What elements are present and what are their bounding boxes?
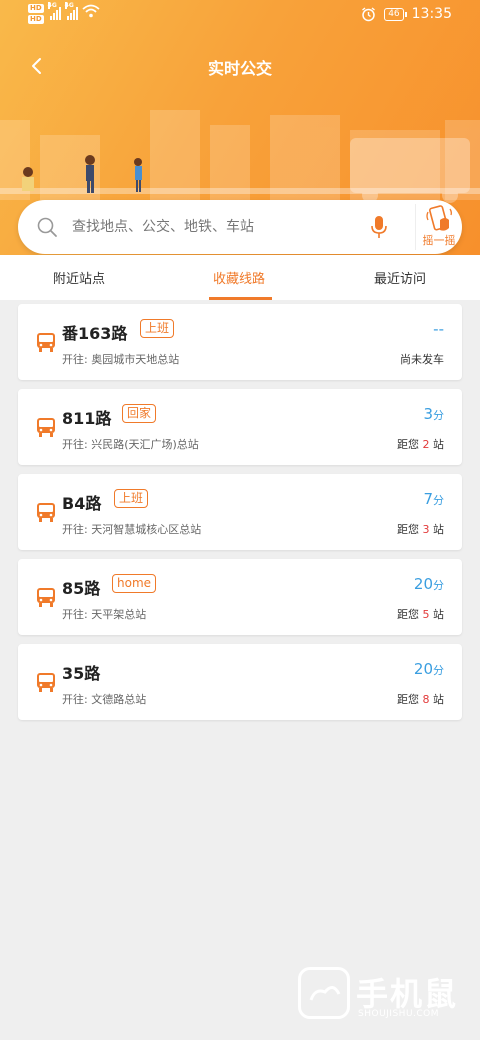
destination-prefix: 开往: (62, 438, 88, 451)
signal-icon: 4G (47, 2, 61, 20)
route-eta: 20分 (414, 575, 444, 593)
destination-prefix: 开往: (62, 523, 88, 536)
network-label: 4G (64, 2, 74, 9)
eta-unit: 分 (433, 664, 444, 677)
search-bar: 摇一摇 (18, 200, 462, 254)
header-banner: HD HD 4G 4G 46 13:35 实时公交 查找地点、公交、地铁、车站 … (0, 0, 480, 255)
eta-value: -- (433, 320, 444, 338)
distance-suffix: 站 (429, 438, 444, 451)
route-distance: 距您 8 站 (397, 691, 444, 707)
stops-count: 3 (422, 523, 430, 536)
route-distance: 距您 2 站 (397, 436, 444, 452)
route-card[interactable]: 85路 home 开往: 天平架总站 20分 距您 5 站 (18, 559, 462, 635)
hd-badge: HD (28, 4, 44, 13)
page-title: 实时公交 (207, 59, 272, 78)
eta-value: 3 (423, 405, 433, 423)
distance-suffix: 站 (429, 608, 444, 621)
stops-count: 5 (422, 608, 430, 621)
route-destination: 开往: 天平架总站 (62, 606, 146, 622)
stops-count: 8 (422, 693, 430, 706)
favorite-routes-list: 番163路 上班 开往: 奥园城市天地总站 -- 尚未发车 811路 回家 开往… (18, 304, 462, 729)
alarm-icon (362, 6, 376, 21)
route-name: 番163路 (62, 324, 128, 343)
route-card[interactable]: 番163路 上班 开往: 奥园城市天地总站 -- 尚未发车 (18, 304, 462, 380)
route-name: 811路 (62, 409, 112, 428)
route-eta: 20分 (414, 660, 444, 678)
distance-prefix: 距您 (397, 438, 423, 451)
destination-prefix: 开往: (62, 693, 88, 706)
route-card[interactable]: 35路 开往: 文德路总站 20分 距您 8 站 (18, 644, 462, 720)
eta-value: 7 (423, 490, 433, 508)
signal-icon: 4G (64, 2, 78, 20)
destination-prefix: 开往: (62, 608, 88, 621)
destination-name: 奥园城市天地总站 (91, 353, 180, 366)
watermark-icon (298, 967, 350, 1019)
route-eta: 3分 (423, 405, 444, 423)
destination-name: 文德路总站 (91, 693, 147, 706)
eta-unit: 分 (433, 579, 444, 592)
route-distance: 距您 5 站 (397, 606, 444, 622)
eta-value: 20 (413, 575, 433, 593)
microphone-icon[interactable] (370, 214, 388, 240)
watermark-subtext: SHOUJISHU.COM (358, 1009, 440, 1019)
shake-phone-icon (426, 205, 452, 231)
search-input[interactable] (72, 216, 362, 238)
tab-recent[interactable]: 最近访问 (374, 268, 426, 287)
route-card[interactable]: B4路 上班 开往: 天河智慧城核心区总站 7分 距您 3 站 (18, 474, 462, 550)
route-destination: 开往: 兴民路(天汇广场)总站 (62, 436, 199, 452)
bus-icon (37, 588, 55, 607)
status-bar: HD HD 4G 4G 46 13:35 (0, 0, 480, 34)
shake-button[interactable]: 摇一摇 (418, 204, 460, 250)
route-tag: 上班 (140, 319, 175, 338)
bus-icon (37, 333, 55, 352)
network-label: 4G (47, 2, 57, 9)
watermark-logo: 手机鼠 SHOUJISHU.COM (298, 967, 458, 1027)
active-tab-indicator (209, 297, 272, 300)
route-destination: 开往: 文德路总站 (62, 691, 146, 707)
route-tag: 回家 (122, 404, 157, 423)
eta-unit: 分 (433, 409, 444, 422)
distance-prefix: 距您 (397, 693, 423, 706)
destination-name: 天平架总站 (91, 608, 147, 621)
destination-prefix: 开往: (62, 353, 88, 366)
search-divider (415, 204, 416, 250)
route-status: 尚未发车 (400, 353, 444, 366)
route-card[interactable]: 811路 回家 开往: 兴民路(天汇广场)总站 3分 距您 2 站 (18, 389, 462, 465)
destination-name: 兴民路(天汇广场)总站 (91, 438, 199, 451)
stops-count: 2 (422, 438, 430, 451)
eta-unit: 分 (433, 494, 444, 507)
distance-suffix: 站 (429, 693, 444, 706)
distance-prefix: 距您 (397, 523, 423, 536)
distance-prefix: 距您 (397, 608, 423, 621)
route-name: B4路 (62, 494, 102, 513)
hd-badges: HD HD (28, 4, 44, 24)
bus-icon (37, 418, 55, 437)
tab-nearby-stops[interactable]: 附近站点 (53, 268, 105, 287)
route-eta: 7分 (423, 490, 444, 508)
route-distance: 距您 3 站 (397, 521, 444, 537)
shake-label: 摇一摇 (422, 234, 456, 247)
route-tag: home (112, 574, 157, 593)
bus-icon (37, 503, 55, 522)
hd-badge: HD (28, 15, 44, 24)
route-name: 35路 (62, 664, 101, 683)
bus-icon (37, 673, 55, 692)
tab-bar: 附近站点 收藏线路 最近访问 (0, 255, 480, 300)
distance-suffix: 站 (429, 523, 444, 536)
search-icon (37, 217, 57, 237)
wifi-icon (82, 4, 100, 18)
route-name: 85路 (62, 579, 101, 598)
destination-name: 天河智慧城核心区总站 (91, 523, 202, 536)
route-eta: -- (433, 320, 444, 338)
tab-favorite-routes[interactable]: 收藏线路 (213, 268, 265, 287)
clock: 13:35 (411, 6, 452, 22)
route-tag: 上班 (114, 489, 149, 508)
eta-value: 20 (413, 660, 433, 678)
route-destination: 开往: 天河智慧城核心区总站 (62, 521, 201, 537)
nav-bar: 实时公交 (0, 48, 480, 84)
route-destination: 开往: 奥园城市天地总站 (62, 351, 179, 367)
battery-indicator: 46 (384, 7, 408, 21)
::::
Short exercise -
List every line of the records above that contains the string "search", copying each line in full. Treat the match as case-sensitive.

Written answer -
search-bar: 摇一摇 (18, 200, 462, 254)
search-input[interactable] (72, 216, 362, 238)
search-divider (415, 204, 416, 250)
search-icon (37, 217, 57, 237)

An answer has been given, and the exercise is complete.